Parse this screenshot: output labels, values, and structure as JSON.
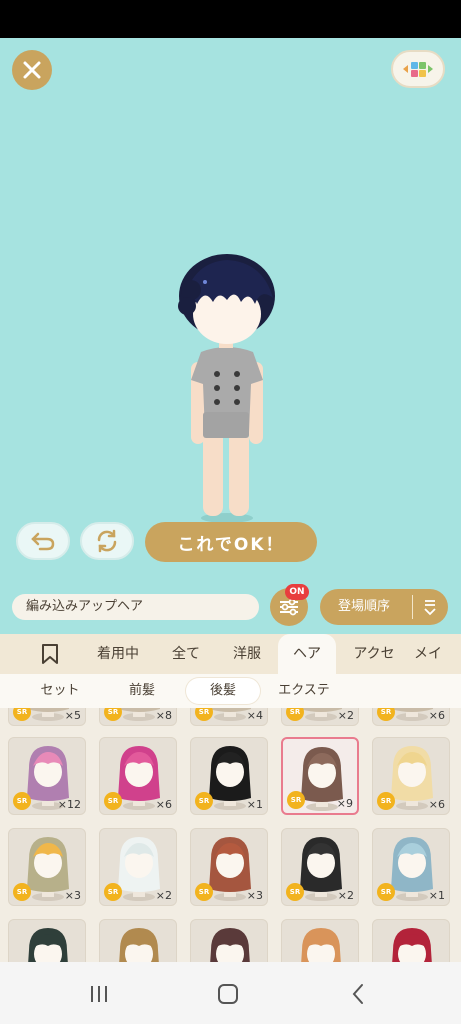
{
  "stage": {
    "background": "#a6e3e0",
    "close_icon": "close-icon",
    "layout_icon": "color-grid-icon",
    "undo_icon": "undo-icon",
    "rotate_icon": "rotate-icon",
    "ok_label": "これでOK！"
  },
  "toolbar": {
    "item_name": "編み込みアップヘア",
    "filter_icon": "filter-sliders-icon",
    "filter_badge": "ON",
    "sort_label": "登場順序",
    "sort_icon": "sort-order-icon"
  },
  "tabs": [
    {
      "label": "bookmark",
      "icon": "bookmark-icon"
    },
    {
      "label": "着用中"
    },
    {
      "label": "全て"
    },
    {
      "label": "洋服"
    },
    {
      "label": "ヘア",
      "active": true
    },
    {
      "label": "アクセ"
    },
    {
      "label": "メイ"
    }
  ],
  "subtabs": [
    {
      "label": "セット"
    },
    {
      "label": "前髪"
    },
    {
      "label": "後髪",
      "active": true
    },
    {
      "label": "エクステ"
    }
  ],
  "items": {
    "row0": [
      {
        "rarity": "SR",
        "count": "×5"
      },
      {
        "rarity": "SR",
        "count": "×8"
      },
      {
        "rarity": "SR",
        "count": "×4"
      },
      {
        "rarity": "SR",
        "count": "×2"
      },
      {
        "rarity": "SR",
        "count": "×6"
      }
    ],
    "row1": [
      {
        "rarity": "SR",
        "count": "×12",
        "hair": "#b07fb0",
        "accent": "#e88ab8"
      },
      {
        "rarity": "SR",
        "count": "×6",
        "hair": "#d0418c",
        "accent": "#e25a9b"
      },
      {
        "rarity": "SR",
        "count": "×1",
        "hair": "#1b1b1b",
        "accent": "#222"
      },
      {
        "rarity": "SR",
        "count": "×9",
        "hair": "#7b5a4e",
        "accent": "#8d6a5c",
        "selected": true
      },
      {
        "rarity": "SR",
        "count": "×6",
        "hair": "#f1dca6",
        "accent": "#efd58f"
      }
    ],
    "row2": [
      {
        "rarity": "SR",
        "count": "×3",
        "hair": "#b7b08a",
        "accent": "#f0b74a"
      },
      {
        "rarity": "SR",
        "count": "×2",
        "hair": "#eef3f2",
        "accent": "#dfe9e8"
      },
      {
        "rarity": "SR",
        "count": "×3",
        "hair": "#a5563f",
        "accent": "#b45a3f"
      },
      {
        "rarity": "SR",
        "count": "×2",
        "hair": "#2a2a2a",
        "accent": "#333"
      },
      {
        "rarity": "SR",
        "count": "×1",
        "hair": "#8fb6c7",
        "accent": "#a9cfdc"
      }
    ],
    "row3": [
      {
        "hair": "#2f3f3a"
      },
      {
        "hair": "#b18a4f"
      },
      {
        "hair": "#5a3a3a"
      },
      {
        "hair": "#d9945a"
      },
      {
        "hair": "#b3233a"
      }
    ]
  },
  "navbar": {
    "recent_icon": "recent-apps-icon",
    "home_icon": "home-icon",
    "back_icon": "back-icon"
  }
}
▬▬▬▬▬▬▬▬▬▬
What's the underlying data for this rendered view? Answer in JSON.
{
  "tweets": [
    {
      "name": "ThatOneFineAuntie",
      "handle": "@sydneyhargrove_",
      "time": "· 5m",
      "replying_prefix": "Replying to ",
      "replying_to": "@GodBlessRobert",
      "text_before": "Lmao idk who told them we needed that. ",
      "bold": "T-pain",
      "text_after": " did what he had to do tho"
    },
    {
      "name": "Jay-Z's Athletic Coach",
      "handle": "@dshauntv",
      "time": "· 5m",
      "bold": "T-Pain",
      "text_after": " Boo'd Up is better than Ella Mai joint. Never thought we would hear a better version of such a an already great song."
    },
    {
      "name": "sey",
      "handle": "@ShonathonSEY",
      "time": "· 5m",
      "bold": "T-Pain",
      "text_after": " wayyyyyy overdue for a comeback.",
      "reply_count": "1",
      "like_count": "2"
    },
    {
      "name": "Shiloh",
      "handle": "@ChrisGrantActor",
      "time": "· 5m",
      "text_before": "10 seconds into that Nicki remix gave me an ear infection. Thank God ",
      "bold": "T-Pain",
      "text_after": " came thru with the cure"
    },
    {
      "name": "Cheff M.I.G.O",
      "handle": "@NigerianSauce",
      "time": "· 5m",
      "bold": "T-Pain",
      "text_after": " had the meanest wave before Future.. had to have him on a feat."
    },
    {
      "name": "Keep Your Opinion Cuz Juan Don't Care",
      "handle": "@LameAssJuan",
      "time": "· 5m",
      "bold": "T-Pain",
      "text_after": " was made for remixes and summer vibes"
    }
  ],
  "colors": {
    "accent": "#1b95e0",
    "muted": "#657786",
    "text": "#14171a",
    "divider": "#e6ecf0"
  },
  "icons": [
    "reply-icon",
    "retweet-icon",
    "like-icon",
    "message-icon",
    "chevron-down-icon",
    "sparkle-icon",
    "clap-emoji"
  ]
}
▬▬▬▬▬▬▬▬▬▬
> **EXERCISE**:
Count the lines of the material that include the word "accent", then state only the total.

> **SOLUTION TO THIS PROBLEM**:
11